Exercise instructions | Repeat everything in the material exactly.

********************

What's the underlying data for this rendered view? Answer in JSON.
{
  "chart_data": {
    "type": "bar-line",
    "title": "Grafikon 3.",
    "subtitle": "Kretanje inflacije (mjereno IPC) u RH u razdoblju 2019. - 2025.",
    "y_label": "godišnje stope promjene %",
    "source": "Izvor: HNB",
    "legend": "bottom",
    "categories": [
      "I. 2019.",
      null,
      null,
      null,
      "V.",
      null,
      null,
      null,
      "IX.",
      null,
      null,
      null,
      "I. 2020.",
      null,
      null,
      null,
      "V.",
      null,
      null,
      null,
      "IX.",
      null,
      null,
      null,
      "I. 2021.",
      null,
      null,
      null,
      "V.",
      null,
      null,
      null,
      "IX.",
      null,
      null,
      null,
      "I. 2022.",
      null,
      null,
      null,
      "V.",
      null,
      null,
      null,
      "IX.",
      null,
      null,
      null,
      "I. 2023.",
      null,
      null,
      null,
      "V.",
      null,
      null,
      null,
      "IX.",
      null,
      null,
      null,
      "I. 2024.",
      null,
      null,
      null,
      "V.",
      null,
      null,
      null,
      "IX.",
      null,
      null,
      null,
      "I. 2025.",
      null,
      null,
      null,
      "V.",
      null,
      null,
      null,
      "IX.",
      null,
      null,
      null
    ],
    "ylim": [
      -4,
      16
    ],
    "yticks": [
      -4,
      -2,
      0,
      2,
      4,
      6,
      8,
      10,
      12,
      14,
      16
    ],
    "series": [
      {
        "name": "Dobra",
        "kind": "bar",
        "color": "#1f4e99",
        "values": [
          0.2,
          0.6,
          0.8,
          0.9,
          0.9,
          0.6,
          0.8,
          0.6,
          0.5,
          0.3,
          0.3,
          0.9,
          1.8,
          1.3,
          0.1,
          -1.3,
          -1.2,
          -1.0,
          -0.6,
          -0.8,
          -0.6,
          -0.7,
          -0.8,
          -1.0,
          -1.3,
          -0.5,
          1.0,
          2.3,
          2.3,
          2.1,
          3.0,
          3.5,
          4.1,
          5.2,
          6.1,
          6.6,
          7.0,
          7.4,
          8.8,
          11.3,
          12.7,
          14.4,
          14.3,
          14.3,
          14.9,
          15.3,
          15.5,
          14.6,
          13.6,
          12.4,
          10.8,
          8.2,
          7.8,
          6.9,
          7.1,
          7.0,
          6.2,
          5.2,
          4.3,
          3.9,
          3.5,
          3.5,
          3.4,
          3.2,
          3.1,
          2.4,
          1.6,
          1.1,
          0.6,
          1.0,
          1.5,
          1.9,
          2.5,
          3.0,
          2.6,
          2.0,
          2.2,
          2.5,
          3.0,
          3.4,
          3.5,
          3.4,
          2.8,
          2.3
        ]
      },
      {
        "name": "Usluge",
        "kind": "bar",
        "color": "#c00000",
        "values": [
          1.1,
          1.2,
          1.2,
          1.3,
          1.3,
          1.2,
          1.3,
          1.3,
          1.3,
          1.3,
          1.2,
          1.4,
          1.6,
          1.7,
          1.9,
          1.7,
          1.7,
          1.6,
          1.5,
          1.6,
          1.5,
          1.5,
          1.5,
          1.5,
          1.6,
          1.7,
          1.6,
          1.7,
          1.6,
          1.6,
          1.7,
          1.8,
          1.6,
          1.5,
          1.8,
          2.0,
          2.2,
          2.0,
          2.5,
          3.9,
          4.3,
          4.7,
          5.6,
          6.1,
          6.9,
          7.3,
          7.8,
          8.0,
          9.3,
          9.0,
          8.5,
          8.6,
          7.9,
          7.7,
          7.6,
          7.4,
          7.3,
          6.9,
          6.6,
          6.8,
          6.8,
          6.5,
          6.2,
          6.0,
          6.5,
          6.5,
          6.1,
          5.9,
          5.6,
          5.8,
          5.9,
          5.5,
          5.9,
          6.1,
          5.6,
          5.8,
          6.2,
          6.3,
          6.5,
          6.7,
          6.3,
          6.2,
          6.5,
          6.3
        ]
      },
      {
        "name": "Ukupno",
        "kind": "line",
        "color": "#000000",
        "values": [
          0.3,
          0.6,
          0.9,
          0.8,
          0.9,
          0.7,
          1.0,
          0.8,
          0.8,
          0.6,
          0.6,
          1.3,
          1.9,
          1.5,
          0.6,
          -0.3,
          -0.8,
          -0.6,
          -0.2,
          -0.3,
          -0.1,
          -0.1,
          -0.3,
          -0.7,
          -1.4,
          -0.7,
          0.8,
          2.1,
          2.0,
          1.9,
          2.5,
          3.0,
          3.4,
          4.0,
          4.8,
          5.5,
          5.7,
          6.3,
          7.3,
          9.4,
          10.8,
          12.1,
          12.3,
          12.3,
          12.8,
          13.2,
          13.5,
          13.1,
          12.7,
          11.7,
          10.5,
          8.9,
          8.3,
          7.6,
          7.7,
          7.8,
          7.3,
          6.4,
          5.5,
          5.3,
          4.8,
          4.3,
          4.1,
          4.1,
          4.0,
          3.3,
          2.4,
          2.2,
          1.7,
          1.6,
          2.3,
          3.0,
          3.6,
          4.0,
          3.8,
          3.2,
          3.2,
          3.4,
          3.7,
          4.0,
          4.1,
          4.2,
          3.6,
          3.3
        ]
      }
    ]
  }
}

********************

Finished exercise |
What's the underlying data for this rendered view? Answer in JSON.
{
  "chart_data": {
    "type": "bar-line",
    "title": "Grafikon 3.",
    "subtitle": "Kretanje inflacije (mjereno IPC) u RH u razdoblju 2019. - 2025.",
    "y_label": "godišnje stope promjene %",
    "source": "Izvor: HNB",
    "legend": "bottom",
    "categories": [
      "I. 2019.",
      null,
      null,
      null,
      "V.",
      null,
      null,
      null,
      "IX.",
      null,
      null,
      null,
      "I. 2020.",
      null,
      null,
      null,
      "V.",
      null,
      null,
      null,
      "IX.",
      null,
      null,
      null,
      "I. 2021.",
      null,
      null,
      null,
      "V.",
      null,
      null,
      null,
      "IX.",
      null,
      null,
      null,
      "I. 2022.",
      null,
      null,
      null,
      "V.",
      null,
      null,
      null,
      "IX.",
      null,
      null,
      null,
      "I. 2023.",
      null,
      null,
      null,
      "V.",
      null,
      null,
      null,
      "IX.",
      null,
      null,
      null,
      "I. 2024.",
      null,
      null,
      null,
      "V.",
      null,
      null,
      null,
      "IX.",
      null,
      null,
      null,
      "I. 2025.",
      null,
      null,
      null,
      "V.",
      null,
      null,
      null,
      "IX.",
      null,
      null,
      null
    ],
    "ylim": [
      -4,
      16
    ],
    "yticks": [
      -4,
      -2,
      0,
      2,
      4,
      6,
      8,
      10,
      12,
      14,
      16
    ],
    "series": [
      {
        "name": "Dobra",
        "kind": "bar",
        "color": "#1f4e99",
        "values": [
          0.2,
          0.6,
          0.8,
          0.9,
          0.9,
          0.6,
          0.8,
          0.6,
          0.5,
          0.3,
          0.3,
          0.9,
          1.8,
          1.3,
          0.1,
          -1.3,
          -1.2,
          -1.0,
          -0.6,
          -0.8,
          -0.6,
          -0.7,
          -0.8,
          -1.0,
          -1.3,
          -0.5,
          1.0,
          2.3,
          2.3,
          2.1,
          3.0,
          3.5,
          4.1,
          5.2,
          6.1,
          6.6,
          7.0,
          7.4,
          8.8,
          11.3,
          12.7,
          14.4,
          14.3,
          14.3,
          14.9,
          15.3,
          15.5,
          14.6,
          13.6,
          12.4,
          10.8,
          8.2,
          7.8,
          6.9,
          7.1,
          7.0,
          6.2,
          5.2,
          4.3,
          3.9,
          3.5,
          3.5,
          3.4,
          3.2,
          3.1,
          2.4,
          1.6,
          1.1,
          0.6,
          1.0,
          1.5,
          1.9,
          2.5,
          3.0,
          2.6,
          2.0,
          2.2,
          2.5,
          3.0,
          3.4,
          3.5,
          3.4,
          2.8,
          2.3
        ]
      },
      {
        "name": "Usluge",
        "kind": "bar",
        "color": "#c00000",
        "values": [
          1.1,
          1.2,
          1.2,
          1.3,
          1.3,
          1.2,
          1.3,
          1.3,
          1.3,
          1.3,
          1.2,
          1.4,
          1.6,
          1.7,
          1.9,
          1.7,
          1.7,
          1.6,
          1.5,
          1.6,
          1.5,
          1.5,
          1.5,
          1.5,
          1.6,
          1.7,
          1.6,
          1.7,
          1.6,
          1.6,
          1.7,
          1.8,
          1.6,
          1.5,
          1.8,
          2.0,
          2.2,
          2.0,
          2.5,
          3.9,
          4.3,
          4.7,
          5.6,
          6.1,
          6.9,
          7.3,
          7.8,
          8.0,
          9.3,
          9.0,
          8.5,
          8.6,
          7.9,
          7.7,
          7.6,
          7.4,
          7.3,
          6.9,
          6.6,
          6.8,
          6.8,
          6.5,
          6.2,
          6.0,
          6.5,
          6.5,
          6.1,
          5.9,
          5.6,
          5.8,
          5.9,
          5.5,
          5.9,
          6.1,
          5.6,
          5.8,
          6.2,
          6.3,
          6.5,
          6.7,
          6.3,
          6.2,
          6.5,
          6.3
        ]
      },
      {
        "name": "Ukupno",
        "kind": "line",
        "color": "#000000",
        "values": [
          0.3,
          0.6,
          0.9,
          0.8,
          0.9,
          0.7,
          1.0,
          0.8,
          0.8,
          0.6,
          0.6,
          1.3,
          1.9,
          1.5,
          0.6,
          -0.3,
          -0.8,
          -0.6,
          -0.2,
          -0.3,
          -0.1,
          -0.1,
          -0.3,
          -0.7,
          -1.4,
          -0.7,
          0.8,
          2.1,
          2.0,
          1.9,
          2.5,
          3.0,
          3.4,
          4.0,
          4.8,
          5.5,
          5.7,
          6.3,
          7.3,
          9.4,
          10.8,
          12.1,
          12.3,
          12.3,
          12.8,
          13.2,
          13.5,
          13.1,
          12.7,
          11.7,
          10.5,
          8.9,
          8.3,
          7.6,
          7.7,
          7.8,
          7.3,
          6.4,
          5.5,
          5.3,
          4.8,
          4.3,
          4.1,
          4.1,
          4.0,
          3.3,
          2.4,
          2.2,
          1.7,
          1.6,
          2.3,
          3.0,
          3.6,
          4.0,
          3.8,
          3.2,
          3.2,
          3.4,
          3.7,
          4.0,
          4.1,
          4.2,
          3.6,
          3.3
        ]
      }
    ]
  }
}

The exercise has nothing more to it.